[Lista de tareas]
a) Según el extracto sobre el río Nanay, ¿qué porcentaje de las 273 personas evaluadas superó el valor de referencia de la OMS para mercurio en el cabello?
b) Por favor, reescribe el fragmento del extracto sobre el río Nanay que va de "El río Nanay, la" a "defienden este territorio.", ambos incluidos, cambiando "minería ilegal" por "minería informal".

[Extracto de la página]
━━━━

El río Nanay, la fuente principal de agua para la ciudad de Iquitos y su cuenca estaría en peligro. El avance de la minería ilegal en la zona amenaza no solo la calidad del agua, con el uso de mercurio en estas operaciones, sino también los recursos pesqueros, la salud de los ciudadanos y la seguridad de las comunidades indígenas que defienden este territorio.
Un estudio del Centro de Innovación Científica Amazónica (CINCIA), realizado en seis comunidades de los ríos nanay y Pintuyacu, encontró que el 79% de las 273 personas evaluadas superó el valor de referencia de la OMS para mercurio en el cabello, y 37% se encontraba en el rango alto de riesgo. La Coordinadora de Comunidades Nativas y Campesinas de la Cuenca del Nanay (Conaccunay) proyecta el impacto a nivel regional.
“Son miles en la zona alta del Nanay que se verían afectadas. Y como el río fluye es todo [Iquitos] en realidad. Medio millón de personas se verían [contaminadas con mercurio]. Porque nosotros consumimos el agua, nosotros tomamos y nos bañamos con esas aguas”, alerta Erick Braga, asesor del Conaccunay, a Infobae Perú.
El río contaminado
Antes el agua del río Nanay era más clara y se podía ver lo oscuro de la vegetación del interior, recuerda Erick Braga. “Ahorita ya son aguas más turbulentas. En estos momentos, el río ya es un agua blanca. Eso es un indicador que se están moviendo cantidad de sedimentos”, agrega.
Se trataría de un impacto que se ha visto en los últimos 20 años. “Esto se inició más o menos en el 2001, 2002. Empezaron las primeras reacciones al tema de la minería ilegal. Entonces, en los últimos años, desde 2020, han habido una frecuencia de dragas que empezaron a entrar. Es decir, se lo que ahora ya se ve en Madre de Dios, pero en pequeño”, opina Braga.

━━━━

[Filas proporcionadas]

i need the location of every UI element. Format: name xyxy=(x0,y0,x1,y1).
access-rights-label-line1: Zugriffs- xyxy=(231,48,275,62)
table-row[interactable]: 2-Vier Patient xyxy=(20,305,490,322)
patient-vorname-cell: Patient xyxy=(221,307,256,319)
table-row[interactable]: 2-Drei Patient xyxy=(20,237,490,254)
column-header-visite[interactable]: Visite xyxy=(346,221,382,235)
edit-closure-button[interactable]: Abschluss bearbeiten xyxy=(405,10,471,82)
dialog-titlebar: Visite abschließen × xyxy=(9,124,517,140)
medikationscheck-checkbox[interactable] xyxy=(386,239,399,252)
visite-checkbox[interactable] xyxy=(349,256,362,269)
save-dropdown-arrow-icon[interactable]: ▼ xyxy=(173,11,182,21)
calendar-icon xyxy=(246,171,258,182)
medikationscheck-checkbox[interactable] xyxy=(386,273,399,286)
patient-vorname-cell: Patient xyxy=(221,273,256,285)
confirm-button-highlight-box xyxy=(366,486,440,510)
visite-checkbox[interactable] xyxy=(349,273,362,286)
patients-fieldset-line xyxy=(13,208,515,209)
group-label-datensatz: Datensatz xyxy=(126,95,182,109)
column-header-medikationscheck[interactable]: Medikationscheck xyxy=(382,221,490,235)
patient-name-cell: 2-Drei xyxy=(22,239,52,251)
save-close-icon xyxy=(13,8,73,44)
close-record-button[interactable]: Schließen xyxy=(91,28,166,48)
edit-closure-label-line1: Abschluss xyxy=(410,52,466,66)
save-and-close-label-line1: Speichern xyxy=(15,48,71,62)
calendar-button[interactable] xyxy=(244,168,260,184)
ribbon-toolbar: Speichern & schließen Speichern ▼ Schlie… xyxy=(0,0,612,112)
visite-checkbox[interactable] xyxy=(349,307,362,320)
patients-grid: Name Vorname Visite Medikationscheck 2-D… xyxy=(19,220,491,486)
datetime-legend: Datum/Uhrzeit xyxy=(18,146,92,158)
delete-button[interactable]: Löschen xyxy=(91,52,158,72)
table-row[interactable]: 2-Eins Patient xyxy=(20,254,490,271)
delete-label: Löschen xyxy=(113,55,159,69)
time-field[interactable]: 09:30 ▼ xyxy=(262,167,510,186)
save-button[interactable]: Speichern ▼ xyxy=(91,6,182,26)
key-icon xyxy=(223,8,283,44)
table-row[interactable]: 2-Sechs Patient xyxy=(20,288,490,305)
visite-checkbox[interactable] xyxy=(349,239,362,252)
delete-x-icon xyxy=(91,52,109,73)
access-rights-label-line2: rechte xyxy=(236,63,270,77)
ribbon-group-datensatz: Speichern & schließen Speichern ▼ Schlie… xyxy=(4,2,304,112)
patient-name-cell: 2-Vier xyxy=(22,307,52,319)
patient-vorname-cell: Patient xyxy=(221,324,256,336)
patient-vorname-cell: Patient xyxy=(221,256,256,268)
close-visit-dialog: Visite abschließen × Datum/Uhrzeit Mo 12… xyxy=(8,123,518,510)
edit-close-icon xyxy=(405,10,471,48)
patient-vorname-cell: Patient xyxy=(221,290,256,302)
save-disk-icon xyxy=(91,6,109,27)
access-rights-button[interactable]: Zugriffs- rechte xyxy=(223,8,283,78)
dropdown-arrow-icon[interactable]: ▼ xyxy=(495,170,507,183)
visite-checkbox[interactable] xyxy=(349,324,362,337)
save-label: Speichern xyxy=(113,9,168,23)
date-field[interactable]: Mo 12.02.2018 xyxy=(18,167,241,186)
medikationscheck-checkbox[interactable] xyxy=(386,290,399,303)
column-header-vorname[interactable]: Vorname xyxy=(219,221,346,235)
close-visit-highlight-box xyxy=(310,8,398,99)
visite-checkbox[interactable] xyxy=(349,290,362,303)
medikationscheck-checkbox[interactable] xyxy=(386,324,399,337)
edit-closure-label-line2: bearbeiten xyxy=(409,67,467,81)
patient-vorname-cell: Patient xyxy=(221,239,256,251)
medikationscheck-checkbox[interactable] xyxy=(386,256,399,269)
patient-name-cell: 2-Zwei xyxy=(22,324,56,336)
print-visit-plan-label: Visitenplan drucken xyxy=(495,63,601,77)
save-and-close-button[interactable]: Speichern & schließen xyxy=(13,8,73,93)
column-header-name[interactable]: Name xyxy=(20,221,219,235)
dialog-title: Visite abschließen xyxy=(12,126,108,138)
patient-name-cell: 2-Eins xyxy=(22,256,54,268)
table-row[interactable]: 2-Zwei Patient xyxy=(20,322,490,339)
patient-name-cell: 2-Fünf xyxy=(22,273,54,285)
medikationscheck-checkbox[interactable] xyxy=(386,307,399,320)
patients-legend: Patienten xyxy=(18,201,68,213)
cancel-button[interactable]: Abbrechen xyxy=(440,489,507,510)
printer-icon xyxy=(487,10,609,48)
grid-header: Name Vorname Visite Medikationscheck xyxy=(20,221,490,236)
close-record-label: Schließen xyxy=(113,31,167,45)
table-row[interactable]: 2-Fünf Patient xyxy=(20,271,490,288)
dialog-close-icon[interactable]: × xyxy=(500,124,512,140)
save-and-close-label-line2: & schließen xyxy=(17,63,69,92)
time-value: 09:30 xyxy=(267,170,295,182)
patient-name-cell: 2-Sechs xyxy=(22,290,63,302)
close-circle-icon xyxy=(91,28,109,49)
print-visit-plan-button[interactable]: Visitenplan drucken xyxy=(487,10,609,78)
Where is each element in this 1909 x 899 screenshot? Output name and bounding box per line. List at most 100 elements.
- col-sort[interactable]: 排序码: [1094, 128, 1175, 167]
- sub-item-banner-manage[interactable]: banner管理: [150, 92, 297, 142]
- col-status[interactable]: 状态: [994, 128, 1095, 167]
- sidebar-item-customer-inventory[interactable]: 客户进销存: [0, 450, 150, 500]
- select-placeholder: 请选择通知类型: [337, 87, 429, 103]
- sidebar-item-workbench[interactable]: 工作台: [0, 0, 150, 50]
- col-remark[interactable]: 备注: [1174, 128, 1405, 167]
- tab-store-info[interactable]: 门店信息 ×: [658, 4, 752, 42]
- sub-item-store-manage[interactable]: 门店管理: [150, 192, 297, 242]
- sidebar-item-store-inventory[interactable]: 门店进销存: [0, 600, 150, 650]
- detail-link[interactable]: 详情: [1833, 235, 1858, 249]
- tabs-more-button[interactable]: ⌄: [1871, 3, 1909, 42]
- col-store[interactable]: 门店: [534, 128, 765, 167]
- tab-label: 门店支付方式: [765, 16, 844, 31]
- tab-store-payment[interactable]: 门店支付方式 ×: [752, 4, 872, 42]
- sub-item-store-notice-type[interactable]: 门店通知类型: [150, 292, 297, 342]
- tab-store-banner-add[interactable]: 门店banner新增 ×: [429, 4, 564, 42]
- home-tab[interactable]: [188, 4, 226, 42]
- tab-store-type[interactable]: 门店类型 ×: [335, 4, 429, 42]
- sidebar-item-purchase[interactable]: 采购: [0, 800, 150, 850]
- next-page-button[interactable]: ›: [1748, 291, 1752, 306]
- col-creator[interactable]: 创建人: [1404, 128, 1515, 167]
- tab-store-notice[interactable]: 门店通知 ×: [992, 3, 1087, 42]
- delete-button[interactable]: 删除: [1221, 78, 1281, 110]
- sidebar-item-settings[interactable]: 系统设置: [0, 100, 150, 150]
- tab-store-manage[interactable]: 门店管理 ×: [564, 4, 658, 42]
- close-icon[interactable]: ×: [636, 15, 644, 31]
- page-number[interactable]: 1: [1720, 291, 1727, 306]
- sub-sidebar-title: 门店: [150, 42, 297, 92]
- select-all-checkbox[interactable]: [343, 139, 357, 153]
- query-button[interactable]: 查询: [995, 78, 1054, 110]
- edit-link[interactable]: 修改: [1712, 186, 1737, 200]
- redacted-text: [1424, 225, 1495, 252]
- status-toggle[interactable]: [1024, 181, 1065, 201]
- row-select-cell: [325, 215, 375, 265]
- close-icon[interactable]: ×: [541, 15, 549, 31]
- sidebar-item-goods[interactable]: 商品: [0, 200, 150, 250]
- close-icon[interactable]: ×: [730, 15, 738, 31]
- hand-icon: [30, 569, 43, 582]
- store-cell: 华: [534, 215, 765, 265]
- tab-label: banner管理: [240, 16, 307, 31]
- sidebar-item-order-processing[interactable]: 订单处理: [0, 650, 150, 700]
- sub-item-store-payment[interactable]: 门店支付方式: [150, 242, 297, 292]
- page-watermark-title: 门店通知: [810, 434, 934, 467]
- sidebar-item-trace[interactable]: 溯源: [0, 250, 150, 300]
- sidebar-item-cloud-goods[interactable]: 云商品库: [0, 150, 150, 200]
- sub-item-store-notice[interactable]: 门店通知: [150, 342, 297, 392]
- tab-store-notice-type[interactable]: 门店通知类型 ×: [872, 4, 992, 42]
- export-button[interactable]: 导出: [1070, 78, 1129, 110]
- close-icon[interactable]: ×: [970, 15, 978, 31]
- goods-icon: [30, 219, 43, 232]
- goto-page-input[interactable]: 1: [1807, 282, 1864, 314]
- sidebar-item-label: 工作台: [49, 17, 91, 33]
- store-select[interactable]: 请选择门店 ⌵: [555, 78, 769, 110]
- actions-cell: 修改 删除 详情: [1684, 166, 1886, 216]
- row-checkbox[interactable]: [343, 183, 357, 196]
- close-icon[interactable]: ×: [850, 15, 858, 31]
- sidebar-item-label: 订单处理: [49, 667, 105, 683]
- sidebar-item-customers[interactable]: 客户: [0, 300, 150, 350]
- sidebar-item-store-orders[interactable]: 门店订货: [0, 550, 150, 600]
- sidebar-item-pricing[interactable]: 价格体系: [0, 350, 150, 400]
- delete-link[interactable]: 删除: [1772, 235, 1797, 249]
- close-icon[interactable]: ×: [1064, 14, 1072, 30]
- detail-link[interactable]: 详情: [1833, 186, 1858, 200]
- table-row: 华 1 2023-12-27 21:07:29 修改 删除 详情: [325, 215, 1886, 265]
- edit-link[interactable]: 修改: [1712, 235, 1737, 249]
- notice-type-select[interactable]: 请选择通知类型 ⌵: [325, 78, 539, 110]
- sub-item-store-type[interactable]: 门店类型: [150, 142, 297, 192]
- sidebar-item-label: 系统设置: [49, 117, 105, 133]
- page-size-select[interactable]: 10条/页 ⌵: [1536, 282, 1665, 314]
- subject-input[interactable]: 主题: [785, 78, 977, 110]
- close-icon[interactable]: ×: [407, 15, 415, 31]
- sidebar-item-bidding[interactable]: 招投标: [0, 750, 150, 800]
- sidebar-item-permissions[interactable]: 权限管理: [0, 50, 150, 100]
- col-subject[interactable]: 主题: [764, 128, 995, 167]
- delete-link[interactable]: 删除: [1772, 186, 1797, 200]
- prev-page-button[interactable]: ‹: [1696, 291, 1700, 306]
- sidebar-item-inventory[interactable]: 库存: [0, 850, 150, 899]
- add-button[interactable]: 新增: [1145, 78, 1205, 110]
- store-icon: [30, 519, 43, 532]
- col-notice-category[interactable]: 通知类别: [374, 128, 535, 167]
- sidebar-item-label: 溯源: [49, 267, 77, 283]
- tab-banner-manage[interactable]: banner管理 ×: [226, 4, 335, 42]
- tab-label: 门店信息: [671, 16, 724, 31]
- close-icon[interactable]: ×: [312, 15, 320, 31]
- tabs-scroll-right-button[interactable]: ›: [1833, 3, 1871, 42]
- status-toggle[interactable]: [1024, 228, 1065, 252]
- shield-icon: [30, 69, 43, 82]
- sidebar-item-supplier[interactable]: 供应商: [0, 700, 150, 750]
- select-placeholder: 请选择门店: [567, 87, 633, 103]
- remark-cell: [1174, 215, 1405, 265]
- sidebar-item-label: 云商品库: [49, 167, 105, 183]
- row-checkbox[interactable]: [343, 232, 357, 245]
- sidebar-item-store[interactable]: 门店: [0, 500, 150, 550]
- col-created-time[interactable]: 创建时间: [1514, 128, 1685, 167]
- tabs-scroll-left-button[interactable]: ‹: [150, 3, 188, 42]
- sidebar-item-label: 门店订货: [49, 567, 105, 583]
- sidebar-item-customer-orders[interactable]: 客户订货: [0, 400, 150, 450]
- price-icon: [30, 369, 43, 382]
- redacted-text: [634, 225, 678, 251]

━━━━

[Respuestas por ítem]
a) El 79%.

b)
El río Nanay, la fuente principal de agua para la ciudad de Iquitos y su cuenca estaría en peligro. El avance de la minería informal en la zona amenaza no solo la calidad del agua, con el uso de mercurio en estas operaciones, sino también los recursos pesqueros, la salud de los ciudadanos y la seguridad de las comunidades indígenas que defienden este territorio.